> [WORK REQUIRED] Find the lines containing the word "Human" and copy every one of them.

> [EXCERPTED DATA]

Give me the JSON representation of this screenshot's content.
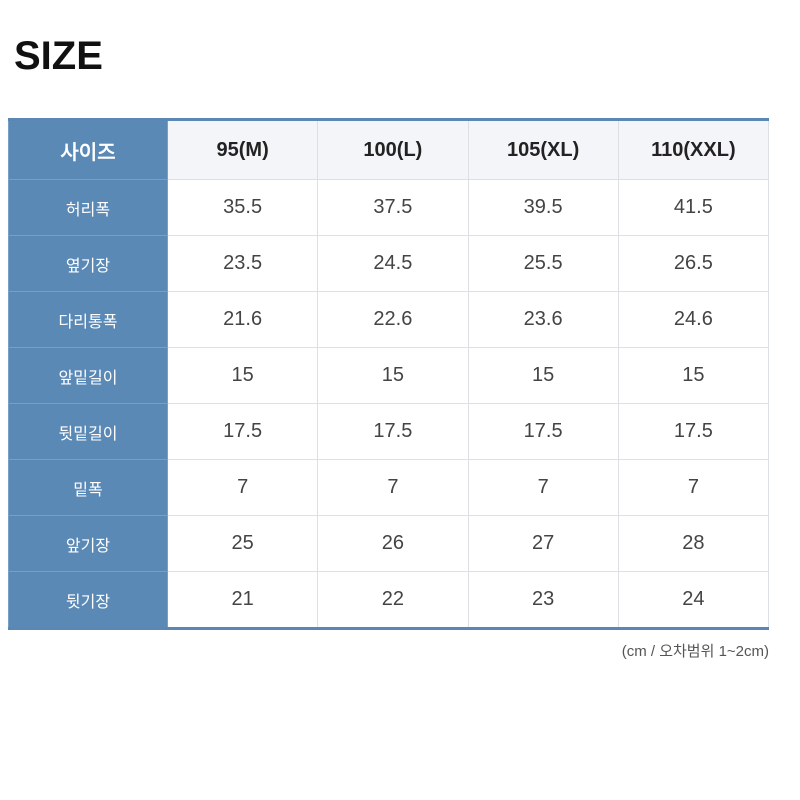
{
  "title": "SIZE",
  "table": {
    "header": [
      "사이즈",
      "95(M)",
      "100(L)",
      "105(XL)",
      "110(XXL)"
    ],
    "rows": [
      {
        "label": "허리폭",
        "values": [
          "35.5",
          "37.5",
          "39.5",
          "41.5"
        ]
      },
      {
        "label": "옆기장",
        "values": [
          "23.5",
          "24.5",
          "25.5",
          "26.5"
        ]
      },
      {
        "label": "다리통폭",
        "values": [
          "21.6",
          "22.6",
          "23.6",
          "24.6"
        ]
      },
      {
        "label": "앞밑길이",
        "values": [
          "15",
          "15",
          "15",
          "15"
        ]
      },
      {
        "label": "뒷밑길이",
        "values": [
          "17.5",
          "17.5",
          "17.5",
          "17.5"
        ]
      },
      {
        "label": "밑폭",
        "values": [
          "7",
          "7",
          "7",
          "7"
        ]
      },
      {
        "label": "앞기장",
        "values": [
          "25",
          "26",
          "27",
          "28"
        ]
      },
      {
        "label": "뒷기장",
        "values": [
          "21",
          "22",
          "23",
          "24"
        ]
      }
    ]
  },
  "note": "(cm / 오차범위 1~2cm)",
  "colors": {
    "accent": "#5b89b6",
    "header_bg": "#f3f5f9"
  }
}
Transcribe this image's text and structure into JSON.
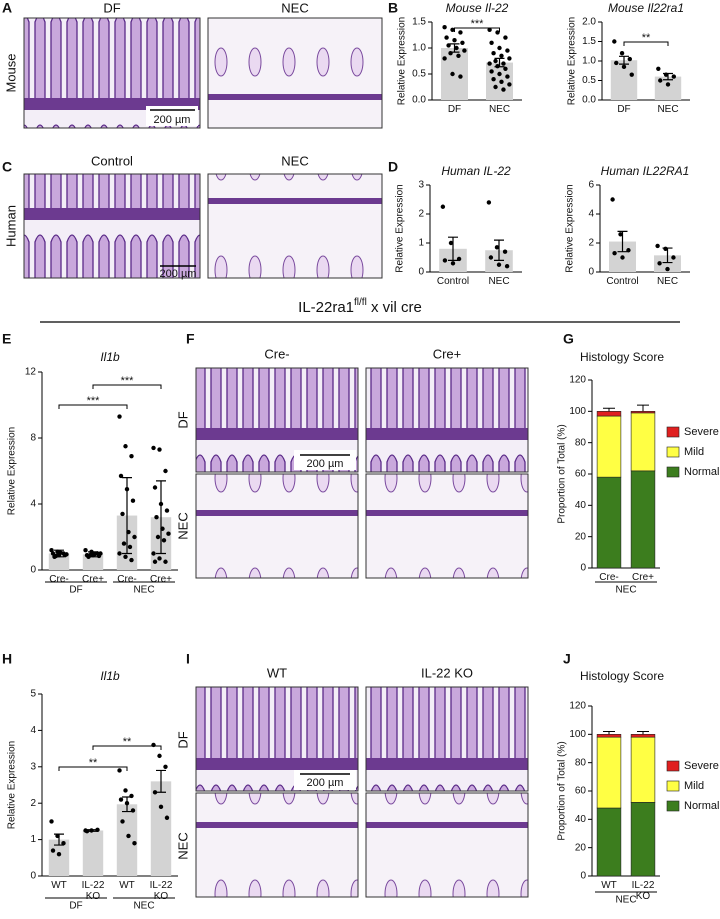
{
  "panel_letters": [
    "A",
    "B",
    "C",
    "D",
    "E",
    "F",
    "G",
    "H",
    "I",
    "J"
  ],
  "images": [
    {
      "columns": [
        "DF",
        "NEC"
      ],
      "rows": [
        "Mouse"
      ],
      "scale_bar": "200 µm"
    },
    {
      "columns": [
        "Control",
        "NEC"
      ],
      "rows": [
        "Human"
      ],
      "scale_bar": "200 µm"
    },
    {
      "columns": [
        "Cre-",
        "Cre+"
      ],
      "rows": [
        "DF",
        "NEC"
      ],
      "scale_bar": "200 µm"
    },
    {
      "columns": [
        "WT",
        "IL-22 KO"
      ],
      "rows": [
        "DF",
        "NEC"
      ],
      "scale_bar": "200 µm"
    }
  ],
  "construct_title": [
    "IL-22ra1",
    "fl/fl",
    " x vil cre"
  ],
  "chart_data": [
    {
      "type": "bar",
      "title": "Mouse Il-22",
      "ylabel": "Relative Expression",
      "categories": [
        "DF",
        "NEC"
      ],
      "values": [
        1.0,
        0.72
      ],
      "errors": [
        0.08,
        0.08
      ],
      "points": [
        [
          1.4,
          1.35,
          1.3,
          1.2,
          1.15,
          1.1,
          1.05,
          1.0,
          0.95,
          0.9,
          0.85,
          0.8,
          0.5,
          0.45
        ],
        [
          1.35,
          1.3,
          1.2,
          1.1,
          1.0,
          0.95,
          0.9,
          0.85,
          0.8,
          0.75,
          0.7,
          0.7,
          0.65,
          0.6,
          0.55,
          0.5,
          0.45,
          0.4,
          0.35,
          0.3,
          0.25,
          0.2
        ]
      ],
      "color": "#d3d3d3",
      "annotations": [
        "***"
      ],
      "ylim": [
        0,
        1.5
      ],
      "yticks": [
        {
          "value": 0,
          "label": "0.0"
        },
        {
          "value": 0.5,
          "label": "0.5"
        },
        {
          "value": 1,
          "label": "1.0"
        },
        {
          "value": 1.5,
          "label": "1.5"
        }
      ]
    },
    {
      "type": "bar",
      "title": "Mouse Il22ra1",
      "ylabel": "Relative Expression",
      "categories": [
        "DF",
        "NEC"
      ],
      "values": [
        1.02,
        0.6
      ],
      "errors": [
        0.1,
        0.08
      ],
      "points": [
        [
          1.5,
          1.2,
          1.05,
          0.95,
          0.85,
          0.65
        ],
        [
          0.8,
          0.65,
          0.6,
          0.5,
          0.4
        ]
      ],
      "color": "#d3d3d3",
      "annotations": [
        "**"
      ],
      "ylim": [
        0,
        2
      ],
      "yticks": [
        {
          "value": 0,
          "label": "0.0"
        },
        {
          "value": 0.5,
          "label": "0.5"
        },
        {
          "value": 1,
          "label": "1.0"
        },
        {
          "value": 1.5,
          "label": "1.5"
        },
        {
          "value": 2,
          "label": "2.0"
        }
      ]
    },
    {
      "type": "bar",
      "title": "Human IL-22",
      "ylabel": "Relative Expression",
      "categories": [
        "Control",
        "NEC"
      ],
      "values": [
        0.8,
        0.75
      ],
      "errors": [
        0.4,
        0.35
      ],
      "points": [
        [
          2.25,
          1.0,
          0.45,
          0.4,
          0.3
        ],
        [
          2.4,
          0.85,
          0.7,
          0.5,
          0.25,
          0.2
        ]
      ],
      "color": "#d3d3d3",
      "ylim": [
        0,
        3
      ],
      "yticks": [
        0,
        1,
        2,
        3
      ]
    },
    {
      "type": "bar",
      "title": "Human IL22RA1",
      "ylabel": "Relative Expression",
      "categories": [
        "Control",
        "NEC"
      ],
      "values": [
        2.1,
        1.15
      ],
      "errors": [
        0.7,
        0.5
      ],
      "points": [
        [
          5.0,
          2.6,
          1.5,
          1.3,
          1.0
        ],
        [
          1.8,
          1.6,
          1.0,
          0.6,
          0.2
        ]
      ],
      "color": "#d3d3d3",
      "ylim": [
        0,
        6
      ],
      "yticks": [
        0,
        2,
        4,
        6
      ]
    },
    {
      "type": "bar",
      "title": "Il1b",
      "ylabel": "Relative Expression",
      "categories": [
        "Cre-",
        "Cre+",
        "Cre-",
        "Cre+"
      ],
      "group_labels": [
        "DF",
        "NEC"
      ],
      "values": [
        1.0,
        0.95,
        3.3,
        3.2
      ],
      "errors": [
        0.2,
        0.15,
        2.3,
        2.2
      ],
      "points": [
        [
          1.2,
          1.1,
          1.0,
          1.0,
          0.9,
          0.9,
          0.8,
          1.05,
          0.95,
          0.85
        ],
        [
          1.2,
          1.1,
          1.0,
          0.9,
          0.9,
          0.85,
          0.8,
          0.95,
          1.0,
          0.9
        ],
        [
          9.3,
          7.5,
          6.9,
          5.7,
          4.9,
          4.2,
          3.4,
          2.3,
          2.0,
          1.6,
          1.4,
          1.0,
          0.8,
          0.6
        ],
        [
          7.4,
          7.3,
          6.0,
          5.0,
          4.0,
          3.6,
          3.2,
          2.5,
          2.2,
          2.0,
          1.8,
          1.0,
          0.7,
          0.5,
          0.5
        ]
      ],
      "color": "#d3d3d3",
      "annotations": [
        "***",
        "***"
      ],
      "ylim": [
        0,
        12
      ],
      "yticks": [
        0,
        4,
        8,
        12
      ]
    },
    {
      "type": "stacked_bar",
      "title": "Histology Score",
      "ylabel": "Proportion of Total (%)",
      "categories": [
        "Cre-",
        "Cre+"
      ],
      "group_labels": [
        "NEC"
      ],
      "series": [
        {
          "name": "Normal",
          "color": "#3c7d1e",
          "values": [
            58,
            62
          ],
          "errors": [
            6,
            5
          ]
        },
        {
          "name": "Mild",
          "color": "#ffff44",
          "values": [
            39,
            37
          ]
        },
        {
          "name": "Severe",
          "color": "#e02020",
          "values": [
            3,
            1
          ],
          "errors": [
            2,
            4
          ]
        }
      ],
      "ylim": [
        0,
        120
      ],
      "yticks": [
        0,
        20,
        40,
        60,
        80,
        100,
        120
      ]
    },
    {
      "type": "bar",
      "title": "Il1b",
      "ylabel": "Relative Expression",
      "categories": [
        "WT",
        "IL-22 KO",
        "WT",
        "IL-22 KO"
      ],
      "group_labels": [
        "DF",
        "NEC"
      ],
      "values": [
        1.0,
        1.25,
        1.97,
        2.6
      ],
      "errors": [
        0.15,
        0.02,
        0.2,
        0.3
      ],
      "points": [
        [
          1.5,
          1.1,
          0.9,
          0.7,
          0.6
        ],
        [
          1.25,
          1.25,
          1.27,
          1.23
        ],
        [
          2.9,
          2.35,
          2.2,
          2.1,
          2.0,
          1.8,
          1.5,
          1.1,
          0.9
        ],
        [
          3.6,
          3.3,
          3.0,
          2.3,
          1.9,
          1.6
        ]
      ],
      "color": "#d3d3d3",
      "annotations": [
        "**",
        "**"
      ],
      "ylim": [
        0,
        5
      ],
      "yticks": [
        0,
        1,
        2,
        3,
        4,
        5
      ]
    },
    {
      "type": "stacked_bar",
      "title": "Histology Score",
      "ylabel": "Proportion of Total (%)",
      "categories": [
        "WT",
        "IL-22 KO"
      ],
      "group_labels": [
        "NEC"
      ],
      "series": [
        {
          "name": "Normal",
          "color": "#3c7d1e",
          "values": [
            48,
            52
          ],
          "errors": [
            4,
            4
          ]
        },
        {
          "name": "Mild",
          "color": "#ffff44",
          "values": [
            50,
            46
          ]
        },
        {
          "name": "Severe",
          "color": "#e02020",
          "values": [
            2,
            2
          ],
          "errors": [
            2,
            2
          ]
        }
      ],
      "ylim": [
        0,
        120
      ],
      "yticks": [
        0,
        20,
        40,
        60,
        80,
        100,
        120
      ]
    }
  ]
}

> [EXERCISE SOLUTION]
        "Human"
      "title": "Human IL-22",
      "title": "Human IL22RA1",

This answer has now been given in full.